[Entries from a dataset]

* START *

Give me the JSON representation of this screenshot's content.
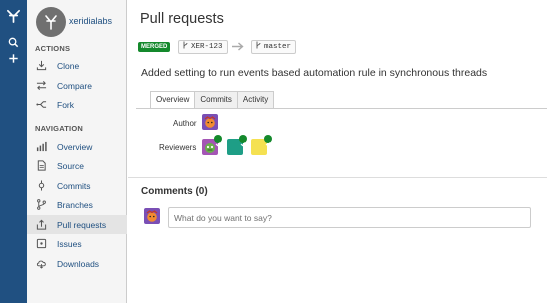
{
  "project": {
    "name": "xeridialabs"
  },
  "sidebar": {
    "actions_heading": "ACTIONS",
    "actions": [
      {
        "label": "Clone",
        "icon": "download-icon"
      },
      {
        "label": "Compare",
        "icon": "compare-icon"
      },
      {
        "label": "Fork",
        "icon": "fork-icon"
      }
    ],
    "navigation_heading": "NAVIGATION",
    "navigation": [
      {
        "label": "Overview",
        "icon": "overview-icon"
      },
      {
        "label": "Source",
        "icon": "source-icon"
      },
      {
        "label": "Commits",
        "icon": "commit-icon"
      },
      {
        "label": "Branches",
        "icon": "branch-icon"
      },
      {
        "label": "Pull requests",
        "icon": "pull-request-icon",
        "active": true
      },
      {
        "label": "Issues",
        "icon": "issues-icon"
      },
      {
        "label": "Downloads",
        "icon": "cloud-icon"
      }
    ]
  },
  "page": {
    "title": "Pull requests",
    "status_badge": "MERGED",
    "source_branch": "XER-123",
    "target_branch": "master",
    "description": "Added setting to run events based automation rule in synchronous threads"
  },
  "tabs": [
    {
      "label": "Overview",
      "active": true
    },
    {
      "label": "Commits",
      "active": false
    },
    {
      "label": "Activity",
      "active": false
    }
  ],
  "overview": {
    "author_label": "Author",
    "reviewers_label": "Reviewers"
  },
  "comments": {
    "heading": "Comments (0)",
    "placeholder": "What do you want to say?"
  },
  "colors": {
    "global_nav": "#205081",
    "link": "#205081",
    "merged": "#14892c",
    "reviewer_teal": "#1e9e86",
    "reviewer_yellow": "#f5e151"
  }
}
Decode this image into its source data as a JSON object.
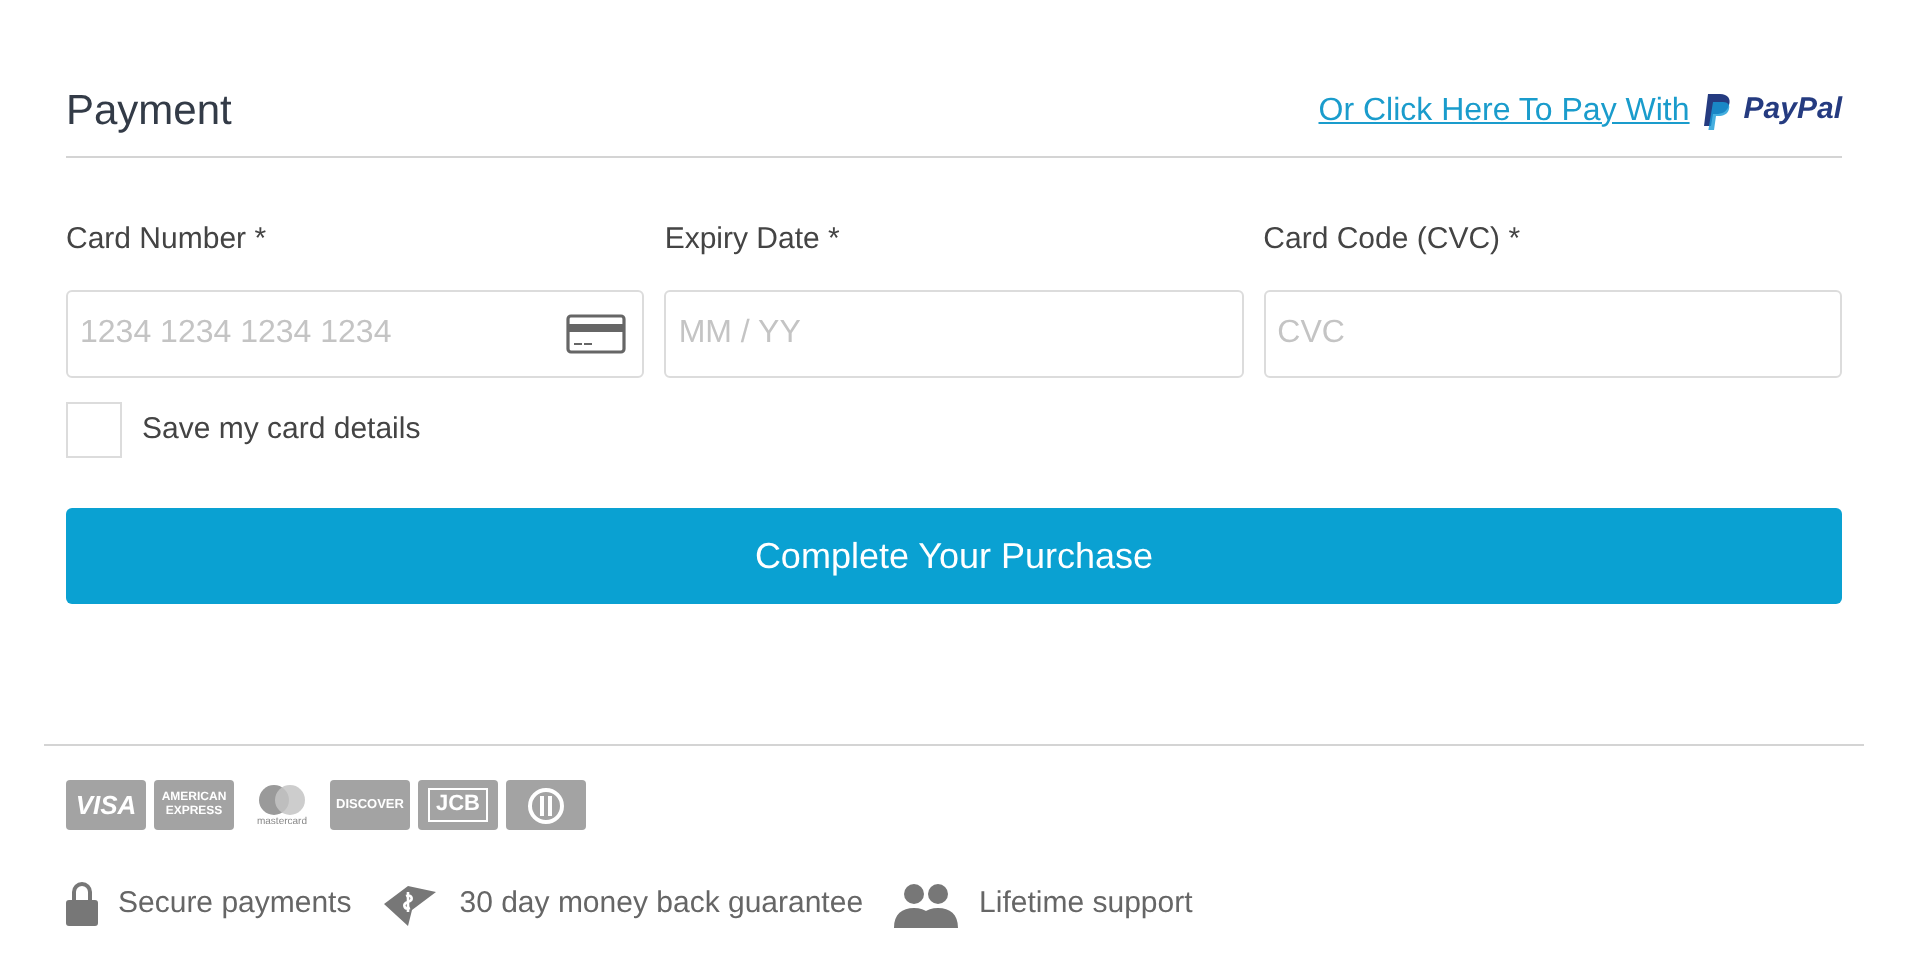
{
  "title": "Payment",
  "paypal_link": {
    "text": "Or Click Here To Pay With",
    "logo_text": "PayPal"
  },
  "fields": [
    {
      "label": "Card Number *",
      "placeholder": "1234 1234 1234 1234",
      "kind": "card"
    },
    {
      "label": "Expiry Date *",
      "placeholder": "MM / YY",
      "kind": "plain"
    },
    {
      "label": "Card Code (CVC) *",
      "placeholder": "CVC",
      "kind": "plain"
    }
  ],
  "save_card": {
    "label": "Save my card details",
    "checked": false
  },
  "submit": "Complete Your Purchase",
  "card_logos": [
    {
      "kind": "visa",
      "text": "VISA"
    },
    {
      "kind": "amex",
      "text": "AMERICAN EXPRESS"
    },
    {
      "kind": "mastercard",
      "text": "mastercard"
    },
    {
      "kind": "discover",
      "text": "DISCOVER"
    },
    {
      "kind": "jcb",
      "text": "JCB"
    },
    {
      "kind": "diners"
    }
  ],
  "features": [
    {
      "kind": "lock",
      "text": "Secure payments"
    },
    {
      "kind": "money",
      "text": "30 day money back guarantee"
    },
    {
      "kind": "people",
      "text": "Lifetime support"
    }
  ]
}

* END *

WRITTEN TASK: Leave out all pictures, then copy the remaining material exactly.

TASK ANSWER:
Give me the JSON representation of this screenshot's content.
{
  "project": {
    "name": "xeridialabs"
  },
  "sidebar": {
    "actions_heading": "ACTIONS",
    "actions": [
      {
        "label": "Clone",
        "icon": "download-icon"
      },
      {
        "label": "Compare",
        "icon": "compare-icon"
      },
      {
        "label": "Fork",
        "icon": "fork-icon"
      }
    ],
    "navigation_heading": "NAVIGATION",
    "navigation": [
      {
        "label": "Overview",
        "icon": "overview-icon"
      },
      {
        "label": "Source",
        "icon": "source-icon"
      },
      {
        "label": "Commits",
        "icon": "commit-icon"
      },
      {
        "label": "Branches",
        "icon": "branch-icon"
      },
      {
        "label": "Pull requests",
        "icon": "pull-request-icon",
        "active": true
      },
      {
        "label": "Issues",
        "icon": "issues-icon"
      },
      {
        "label": "Downloads",
        "icon": "cloud-icon"
      }
    ]
  },
  "page": {
    "title": "Pull requests",
    "status_badge": "MERGED",
    "source_branch": "XER-123",
    "target_branch": "master",
    "description": "Added setting to run events based automation rule in synchronous threads"
  },
  "tabs": [
    {
      "label": "Overview",
      "active": true
    },
    {
      "label": "Commits",
      "active": false
    },
    {
      "label": "Activity",
      "active": false
    }
  ],
  "overview": {
    "author_label": "Author",
    "reviewers_label": "Reviewers"
  },
  "comments": {
    "heading": "Comments (0)",
    "placeholder": "What do you want to say?"
  },
  "colors": {
    "global_nav": "#205081",
    "link": "#205081",
    "merged": "#14892c",
    "reviewer_teal": "#1e9e86",
    "reviewer_yellow": "#f5e151"
  }
}
Decode this image into its source data as a JSON object.
{
  "title": "Payment",
  "paypal_link": {
    "text": "Or Click Here To Pay With",
    "logo_text": "PayPal"
  },
  "fields": [
    {
      "label": "Card Number *",
      "placeholder": "1234 1234 1234 1234",
      "kind": "card"
    },
    {
      "label": "Expiry Date *",
      "placeholder": "MM / YY",
      "kind": "plain"
    },
    {
      "label": "Card Code (CVC) *",
      "placeholder": "CVC",
      "kind": "plain"
    }
  ],
  "save_card": {
    "label": "Save my card details",
    "checked": false
  },
  "submit": "Complete Your Purchase",
  "card_logos": [
    {
      "kind": "visa",
      "text": "VISA"
    },
    {
      "kind": "amex",
      "text": "AMERICAN EXPRESS"
    },
    {
      "kind": "mastercard",
      "text": "mastercard"
    },
    {
      "kind": "discover",
      "text": "DISCOVER"
    },
    {
      "kind": "jcb",
      "text": "JCB"
    },
    {
      "kind": "diners"
    }
  ],
  "features": [
    {
      "kind": "lock",
      "text": "Secure payments"
    },
    {
      "kind": "money",
      "text": "30 day money back guarantee"
    },
    {
      "kind": "people",
      "text": "Lifetime support"
    }
  ]
}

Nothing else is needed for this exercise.